Spot each line that carries the word "using"; copy those lines.

[Stored items from a collection]
=-=-=

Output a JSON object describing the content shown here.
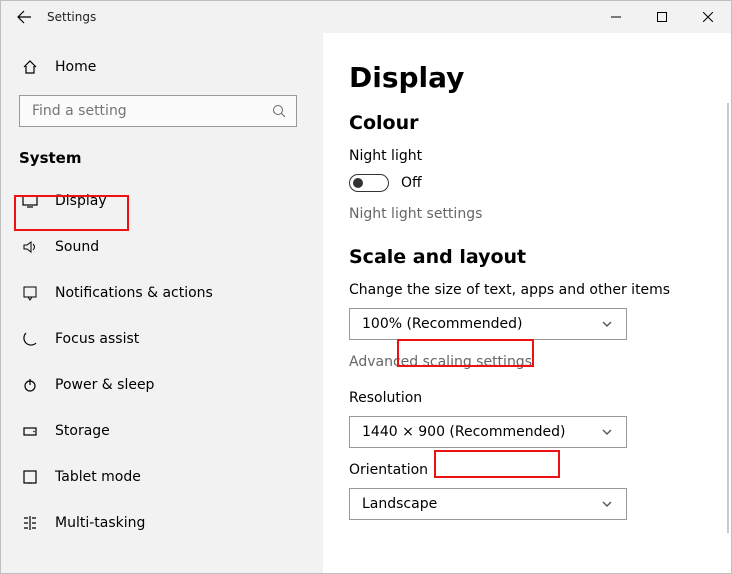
{
  "titlebar": {
    "title": "Settings"
  },
  "sidebar": {
    "home": "Home",
    "search_placeholder": "Find a setting",
    "section": "System",
    "items": [
      {
        "label": "Display"
      },
      {
        "label": "Sound"
      },
      {
        "label": "Notifications & actions"
      },
      {
        "label": "Focus assist"
      },
      {
        "label": "Power & sleep"
      },
      {
        "label": "Storage"
      },
      {
        "label": "Tablet mode"
      },
      {
        "label": "Multi-tasking"
      }
    ]
  },
  "main": {
    "page_title": "Display",
    "colour_heading": "Colour",
    "night_light_label": "Night light",
    "night_light_state": "Off",
    "night_light_settings": "Night light settings",
    "scale_heading": "Scale and layout",
    "scale_label": "Change the size of text, apps and other items",
    "scale_value": "100% (Recommended)",
    "advanced_scaling": "Advanced scaling settings",
    "resolution_label": "Resolution",
    "resolution_value": "1440 × 900 (Recommended)",
    "orientation_label": "Orientation",
    "orientation_value": "Landscape"
  }
}
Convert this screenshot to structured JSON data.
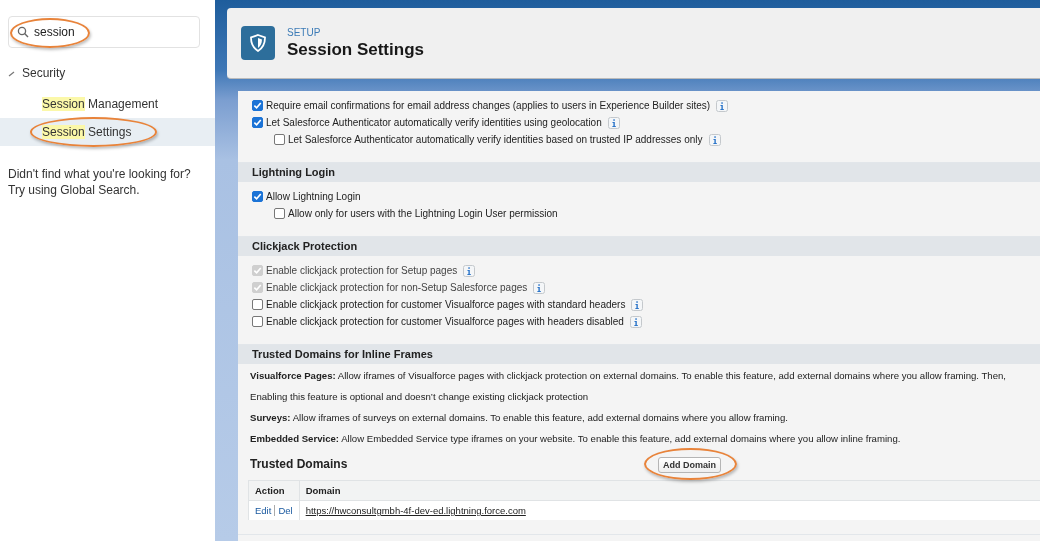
{
  "sidebar": {
    "search": {
      "value": "session"
    },
    "tree": [
      {
        "label": "Security",
        "expanded": true,
        "children": [
          {
            "match": "Session",
            "text": " Management",
            "selected": false
          },
          {
            "match": "Session",
            "text": " Settings",
            "selected": true
          }
        ]
      }
    ],
    "hint": [
      "Didn't find what you're looking for?",
      "Try using Global Search."
    ]
  },
  "header": {
    "eyebrow": "SETUP",
    "title": "Session Settings"
  },
  "sections": [
    {
      "items": [
        {
          "label": "Require email confirmations for email address changes (applies to users in Experience Builder sites)",
          "checked": true,
          "disabled": false,
          "info": true
        },
        {
          "label": "Let Salesforce Authenticator automatically verify identities using geolocation",
          "checked": true,
          "disabled": false,
          "info": true,
          "children": [
            {
              "label": "Let Salesforce Authenticator automatically verify identities based on trusted IP addresses only",
              "checked": false,
              "disabled": false,
              "info": true
            }
          ]
        }
      ]
    },
    {
      "title": "Lightning Login",
      "items": [
        {
          "label": "Allow Lightning Login",
          "checked": true,
          "disabled": false,
          "info": false,
          "children": [
            {
              "label": "Allow only for users with the Lightning Login User permission",
              "checked": false,
              "disabled": false,
              "info": false
            }
          ]
        }
      ]
    },
    {
      "title": "Clickjack Protection",
      "items": [
        {
          "label": "Enable clickjack protection for Setup pages",
          "checked": true,
          "disabled": true,
          "info": true
        },
        {
          "label": "Enable clickjack protection for non-Setup Salesforce pages",
          "checked": true,
          "disabled": true,
          "info": true
        },
        {
          "label": "Enable clickjack protection for customer Visualforce pages with standard headers",
          "checked": false,
          "disabled": false,
          "info": true
        },
        {
          "label": "Enable clickjack protection for customer Visualforce pages with headers disabled",
          "checked": false,
          "disabled": false,
          "info": true
        }
      ]
    },
    {
      "title": "Trusted Domains for Inline Frames",
      "paragraphs": [
        "**Visualforce Pages:** Allow iframes of Visualforce pages with clickjack protection on external domains. To enable this feature, add external domains where you allow framing. Then,",
        "Enabling this feature is optional and doesn’t change existing clickjack protection",
        "**Surveys:** Allow iframes of surveys on external domains. To enable this feature, add external domains where you allow framing.",
        "**Embedded Service:** Allow Embedded Service type iframes on your website. To enable this feature, add external domains where you allow inline framing."
      ],
      "trusted": {
        "title": "Trusted Domains",
        "button": "Add Domain",
        "columns": [
          "Action",
          "Domain"
        ],
        "rows": [
          {
            "actions": [
              "Edit",
              "Del"
            ],
            "domain": "https://hwconsultgmbh-4f-dev-ed.lightning.force.com"
          }
        ]
      }
    }
  ]
}
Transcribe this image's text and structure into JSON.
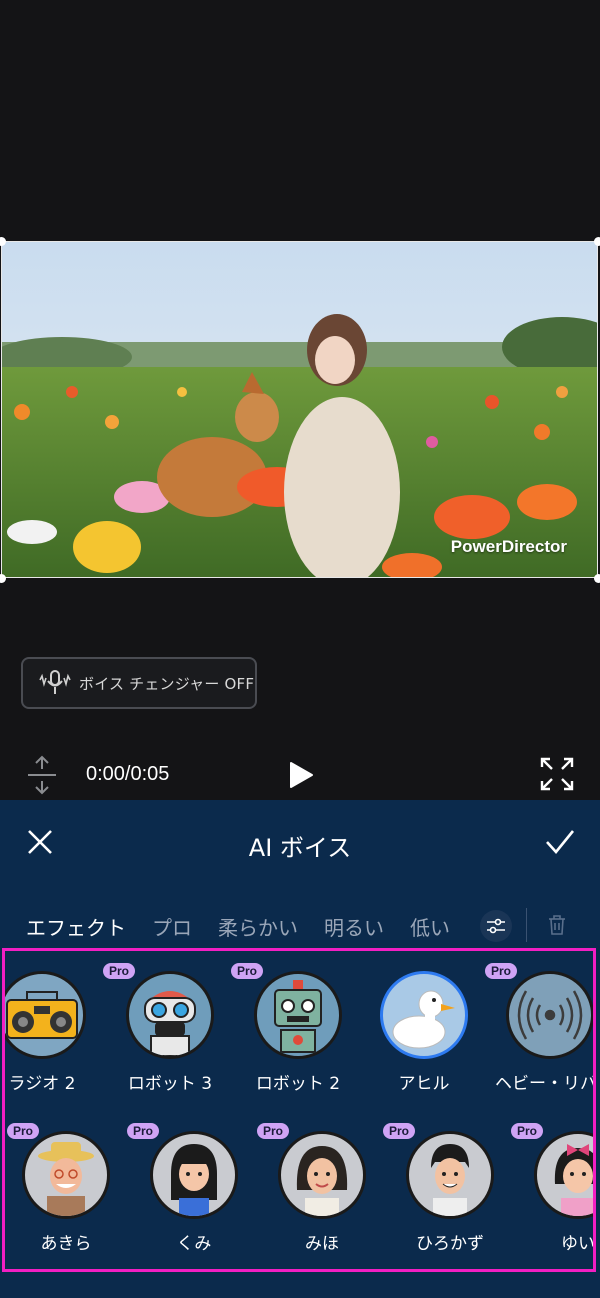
{
  "video": {
    "watermark": "PowerDirector"
  },
  "voice_changer": {
    "label": "ボイス チェンジャー OFF"
  },
  "playback": {
    "time": "0:00/0:05"
  },
  "panel": {
    "title": "AI ボイス",
    "tabs": [
      "エフェクト",
      "プロ",
      "柔らかい",
      "明るい",
      "低い"
    ],
    "active_tab": "エフェクト",
    "badge": "Pro",
    "row1": [
      {
        "name": "ラジオ 2",
        "pro": false,
        "icon": "radio-boombox"
      },
      {
        "name": "ロボット 3",
        "pro": true,
        "icon": "robot-3"
      },
      {
        "name": "ロボット 2",
        "pro": true,
        "icon": "robot-2"
      },
      {
        "name": "アヒル",
        "pro": false,
        "icon": "duck",
        "selected": true
      },
      {
        "name": "ヘビー・リバーブ",
        "pro": true,
        "icon": "reverb-waves"
      }
    ],
    "row2": [
      {
        "name": "あきら",
        "pro": true,
        "icon": "old-man"
      },
      {
        "name": "くみ",
        "pro": true,
        "icon": "girl"
      },
      {
        "name": "みほ",
        "pro": true,
        "icon": "woman"
      },
      {
        "name": "ひろかず",
        "pro": true,
        "icon": "young-man"
      },
      {
        "name": "ゆい",
        "pro": true,
        "icon": "girl-bow"
      }
    ]
  },
  "colors": {
    "panel_bg": "#0b2a4c",
    "highlight_border": "#f21fc3",
    "pro_badge": "#cfa3f5",
    "tab_indicator": "#3a6cff",
    "selected_ring": "#2d7af0"
  }
}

=-=-=

Written answer:
      "Try using Global Search."
          "label": "Let Salesforce Authenticator automatically verify identities using geolocation",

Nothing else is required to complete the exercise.